* Source data *
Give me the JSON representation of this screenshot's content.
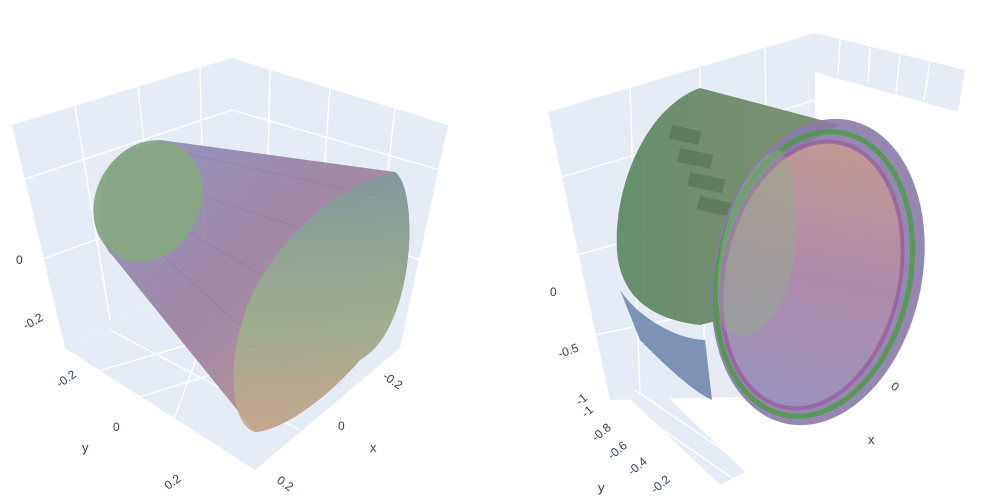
{
  "chart_data": [
    {
      "type": "mesh3d",
      "shape": "truncated cone (frustum) with transparent surface",
      "grid": true,
      "background_color": "#e5ecf6",
      "x_axis": {
        "title": "x",
        "ticks": [
          "-0.2",
          "0",
          "0.2"
        ]
      },
      "y_axis": {
        "title": "y",
        "ticks": [
          "-0.2",
          "0",
          "0.2"
        ]
      },
      "z_axis": {
        "title": "",
        "ticks": [
          "0",
          "-0.2"
        ]
      },
      "colors": {
        "surface_warm": "#b27a80",
        "surface_cool": "#8a8cc0",
        "cap_small": "#86a882",
        "cap_large": "#8fae8c"
      }
    },
    {
      "type": "mesh3d",
      "shape": "cylinder with annular ring at open end",
      "grid": true,
      "background_color": "#e5ecf6",
      "x_axis": {
        "title": "x",
        "ticks": [
          "0"
        ]
      },
      "y_axis": {
        "title": "y",
        "ticks": [
          "-1",
          "-0.8",
          "-0.6",
          "-0.4",
          "-0.2"
        ]
      },
      "z_axis": {
        "title": "",
        "ticks": [
          "0",
          "-0.5",
          "-1"
        ]
      },
      "colors": {
        "cylinder": "#6f8f70",
        "ring": "#9a6fa6",
        "ring_edge": "#4f9a4a",
        "inner": "#b08aa0"
      }
    }
  ]
}
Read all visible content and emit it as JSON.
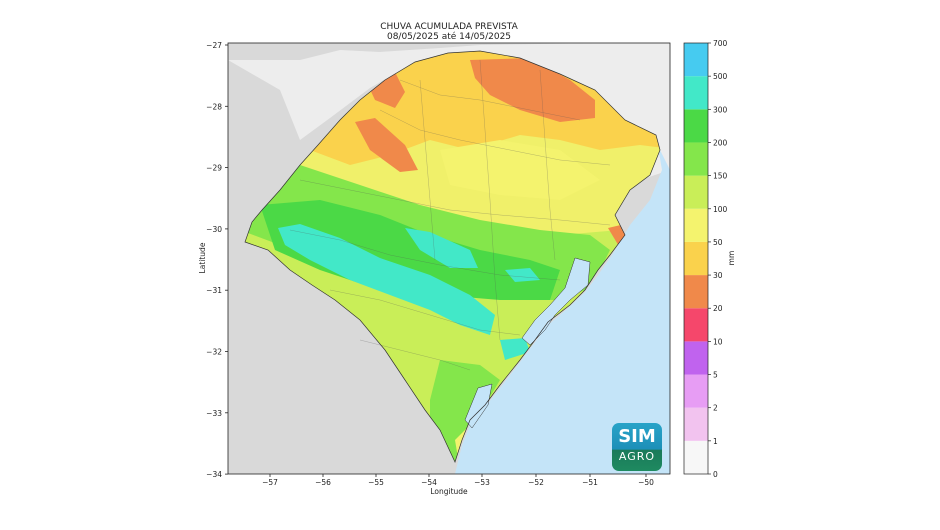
{
  "title": {
    "line1": "CHUVA ACUMULADA PREVISTA",
    "line2": "08/05/2025 até 14/05/2025"
  },
  "axes": {
    "xlabel": "Longitude",
    "ylabel": "Latitude",
    "xticks": [
      "−57",
      "−56",
      "−55",
      "−54",
      "−53",
      "−52",
      "−51",
      "−50"
    ],
    "yticks": [
      "−27",
      "−28",
      "−29",
      "−30",
      "−31",
      "−32",
      "−33",
      "−34"
    ]
  },
  "colorbar": {
    "unit": "mm",
    "levels": [
      "0",
      "1",
      "2",
      "5",
      "10",
      "20",
      "30",
      "50",
      "100",
      "150",
      "200",
      "300",
      "500",
      "700"
    ],
    "colors": [
      "#f7f7f7",
      "#f2c3ef",
      "#e79df4",
      "#c063ee",
      "#f5476b",
      "#f0894a",
      "#fad24c",
      "#f4f36e",
      "#c9ee58",
      "#84e64b",
      "#4bd946",
      "#42e8c8",
      "#46cbf0",
      "#4d6bc3",
      "#3f47a7"
    ]
  },
  "logo": {
    "line1": "SIM",
    "line2": "AGRO"
  },
  "colors": {
    "land_outside": "#d9d9d9",
    "ocean": "#c4e4f8",
    "uruguay_argentina": "#d6d6d6",
    "sc_state": "#ececec"
  }
}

* Exercise *
Copy the listing word for word, excluding its pictures.

* Answer to the task *
Give me the JSON representation of this screenshot's content.
{
  "chart_data": [
    {
      "type": "mesh3d",
      "shape": "truncated cone (frustum) with transparent surface",
      "grid": true,
      "background_color": "#e5ecf6",
      "x_axis": {
        "title": "x",
        "ticks": [
          "-0.2",
          "0",
          "0.2"
        ]
      },
      "y_axis": {
        "title": "y",
        "ticks": [
          "-0.2",
          "0",
          "0.2"
        ]
      },
      "z_axis": {
        "title": "",
        "ticks": [
          "0",
          "-0.2"
        ]
      },
      "colors": {
        "surface_warm": "#b27a80",
        "surface_cool": "#8a8cc0",
        "cap_small": "#86a882",
        "cap_large": "#8fae8c"
      }
    },
    {
      "type": "mesh3d",
      "shape": "cylinder with annular ring at open end",
      "grid": true,
      "background_color": "#e5ecf6",
      "x_axis": {
        "title": "x",
        "ticks": [
          "0"
        ]
      },
      "y_axis": {
        "title": "y",
        "ticks": [
          "-1",
          "-0.8",
          "-0.6",
          "-0.4",
          "-0.2"
        ]
      },
      "z_axis": {
        "title": "",
        "ticks": [
          "0",
          "-0.5",
          "-1"
        ]
      },
      "colors": {
        "cylinder": "#6f8f70",
        "ring": "#9a6fa6",
        "ring_edge": "#4f9a4a",
        "inner": "#b08aa0"
      }
    }
  ]
}
Read all visible content and emit it as JSON.
{
  "title": {
    "line1": "CHUVA ACUMULADA PREVISTA",
    "line2": "08/05/2025 até 14/05/2025"
  },
  "axes": {
    "xlabel": "Longitude",
    "ylabel": "Latitude",
    "xticks": [
      "−57",
      "−56",
      "−55",
      "−54",
      "−53",
      "−52",
      "−51",
      "−50"
    ],
    "yticks": [
      "−27",
      "−28",
      "−29",
      "−30",
      "−31",
      "−32",
      "−33",
      "−34"
    ]
  },
  "colorbar": {
    "unit": "mm",
    "levels": [
      "0",
      "1",
      "2",
      "5",
      "10",
      "20",
      "30",
      "50",
      "100",
      "150",
      "200",
      "300",
      "500",
      "700"
    ],
    "colors": [
      "#f7f7f7",
      "#f2c3ef",
      "#e79df4",
      "#c063ee",
      "#f5476b",
      "#f0894a",
      "#fad24c",
      "#f4f36e",
      "#c9ee58",
      "#84e64b",
      "#4bd946",
      "#42e8c8",
      "#46cbf0",
      "#4d6bc3",
      "#3f47a7"
    ]
  },
  "logo": {
    "line1": "SIM",
    "line2": "AGRO"
  },
  "colors": {
    "land_outside": "#d9d9d9",
    "ocean": "#c4e4f8",
    "uruguay_argentina": "#d6d6d6",
    "sc_state": "#ececec"
  }
}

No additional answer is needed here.